#### [WRITTEN TASK]
Extract all records. Keep each one exact.
━━━━━━━━━━━━━━━━
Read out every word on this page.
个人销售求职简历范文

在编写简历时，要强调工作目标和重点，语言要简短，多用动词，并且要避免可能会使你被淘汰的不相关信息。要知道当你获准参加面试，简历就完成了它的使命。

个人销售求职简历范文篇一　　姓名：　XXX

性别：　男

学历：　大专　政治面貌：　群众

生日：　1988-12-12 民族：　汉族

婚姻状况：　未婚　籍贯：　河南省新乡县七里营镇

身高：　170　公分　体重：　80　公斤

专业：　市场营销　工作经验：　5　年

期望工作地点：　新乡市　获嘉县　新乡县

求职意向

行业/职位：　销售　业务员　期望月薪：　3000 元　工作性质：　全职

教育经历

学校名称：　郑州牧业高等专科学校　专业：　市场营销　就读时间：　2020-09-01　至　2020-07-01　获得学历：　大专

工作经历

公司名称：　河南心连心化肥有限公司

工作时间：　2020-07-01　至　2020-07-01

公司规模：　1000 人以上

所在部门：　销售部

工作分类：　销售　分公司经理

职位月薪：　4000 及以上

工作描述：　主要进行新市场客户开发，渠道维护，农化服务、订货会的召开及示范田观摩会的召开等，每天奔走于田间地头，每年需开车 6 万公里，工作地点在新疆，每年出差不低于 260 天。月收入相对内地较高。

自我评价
━━━━━━━━━━━━━━━━
#### [TASK RESPONSE]
Read out every word on this page.
个人销售求职简历范文

在编写简历时，要强调工作目标和重点，语言要简短，多用动词，并且要避免可能会使你被淘汰的不相关信息。要知道当你获准参加面试，简历就完成了它的使命。

个人销售求职简历范文篇一　　姓名：　XXX

性别：　男

学历：　大专　政治面貌：　群众

生日：　1988-12-12 民族：　汉族

婚姻状况：　未婚　籍贯：　河南省新乡县七里营镇

身高：　170　公分　体重：　80　公斤

专业：　市场营销　工作经验：　5　年

期望工作地点：　新乡市　获嘉县　新乡县

求职意向

行业/职位：　销售　业务员　期望月薪：　3000 元　工作性质：　全职

教育经历

学校名称：　郑州牧业高等专科学校　专业：　市场营销　就读时间：　2020-09-01　至　2020-07-01　获得学历：　大专

工作经历

公司名称：　河南心连心化肥有限公司

工作时间：　2020-07-01　至　2020-07-01

公司规模：　1000 人以上

所在部门：　销售部

工作分类：　销售　分公司经理

职位月薪：　4000 及以上

工作描述：　主要进行新市场客户开发，渠道维护，农化服务、订货会的召开及示范田观摩会的召开等，每天奔走于田间地头，每年需开车 6 万公里，工作地点在新疆，每年出差不低于 260 天。月收入相对内地较高。

自我评价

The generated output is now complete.